Aufgabe: Stimmen diese Aussagen mit dem Text über die Emigranten in Müllheim überein? Antworte jeweils mit Ja oder Nein und führe die entscheidenden Worte des Textes wörtlich an. (a) Der Herzog von Enghien wurde in Vincennes erschossen. (b) Ludwig Heinrich Josef starb 1830 eines natürlichen Todes. (c) Die Emigranten riefen Ludwig XVIII. auf dem Feld zwischen der Heilig-Kreuz-Kapelle bei Neuenburg und Steinenstadt aus.

Textabschnitt:
--
Ludwig Josef von Bourbon, dessen ritterlicher
Enkel, der Herzog von Enghien, 1804 von
Napoleon in dem badischen Städtchen Ettenheim
aufgegriffen und in den Festungsgräben von
Vincennes erschossen wurde, bezog wohl mit
seinem Sohne Ludwig Heinrich Josef Quartier in
Müllheim. Auch dieser Sohn nahm ein unglückliches
Ende. Im Alter von 74 Jahren, seinen
natürlichen Tod nicht erwarten könnend, beging
er 1830 Selbstmord. Im gleichen Jahre 1795 kam
noch die Nachricht vom Tode des Kindes Ludwigs
XVI., das den Titel Ludwig XVII. führte,
ohne je die Königskrone getragen zu haben. Es
starb in Paris in Herzeleid und Not. Es war eine
grausame Zeit. Sie verkündigte die Lehre von
der Menschen Würde und den Menschenrechten
und nahm so vielen Menschen das Recht. Sie
brachte Leid und Jammer, und die Würde des
Menschen bewies sich oft nur im Ertragen dieses
Elends. Als diese Nachricht bei den Emigranten
eintraf, sammelten sich die Truppen und zogen
auf das Feld zwischen der Heilig-Kreuz-Kapelle
bei Neuenburg und Steinenstadt. Hier auf dem
Hochufer, angesichts der Heimat jenseits des
Rheines und der Vogesenhöhen, die mit ihren
Kämmen weit hineinschauen ins französische
Land, riefen sie mit. allem Gepränge Ludwig
Stanislaus, den ältesten Bruder Ludwigs XVI.
zum Könige Ludwig XVIII. aus. Sie mochten sich
von ihm die Wiedererrichtung des Königtums
erhoffen, durch ihn wieder die Möglichkeit zur
Rückkehr in ihre alten Vorrechte. Er wird uns
geschildert als ,,ein körperlich unbeholfener
Mann ohne Würde und Ansehen, wenn auch
nicht ohne Verstand und Herzensgüte, eigensinnig
und voll Vorurteile gegen die Zeitideen".
--
Datenteil:

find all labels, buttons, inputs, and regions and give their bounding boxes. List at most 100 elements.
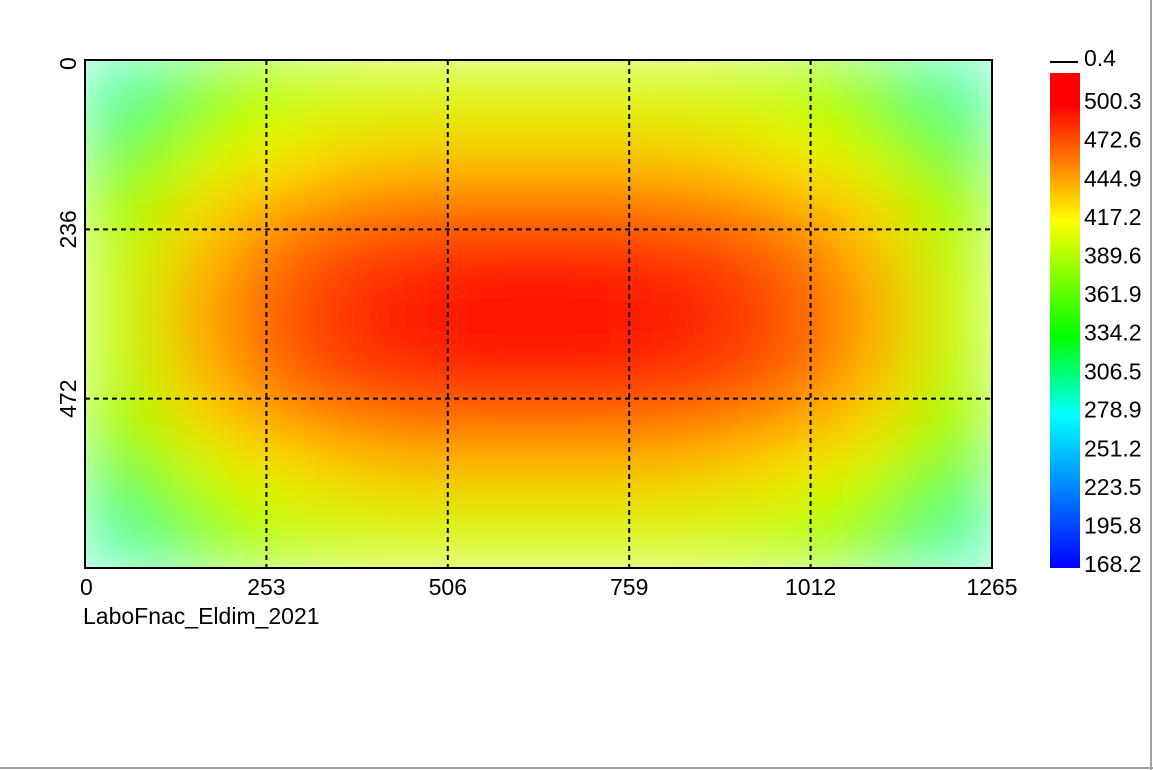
--
Lösung:
(a) Ja: „in den Festungsgräben von Vincennes erschossen wurde“
(b) Nein: „seinen natürlichen Tod nicht erwarten könnend, beging er 1830 Selbstmord“
(c) Ja: „zogen auf das Feld zwischen der Heilig-Kreuz-Kapelle bei Neuenburg und Steinenstadt“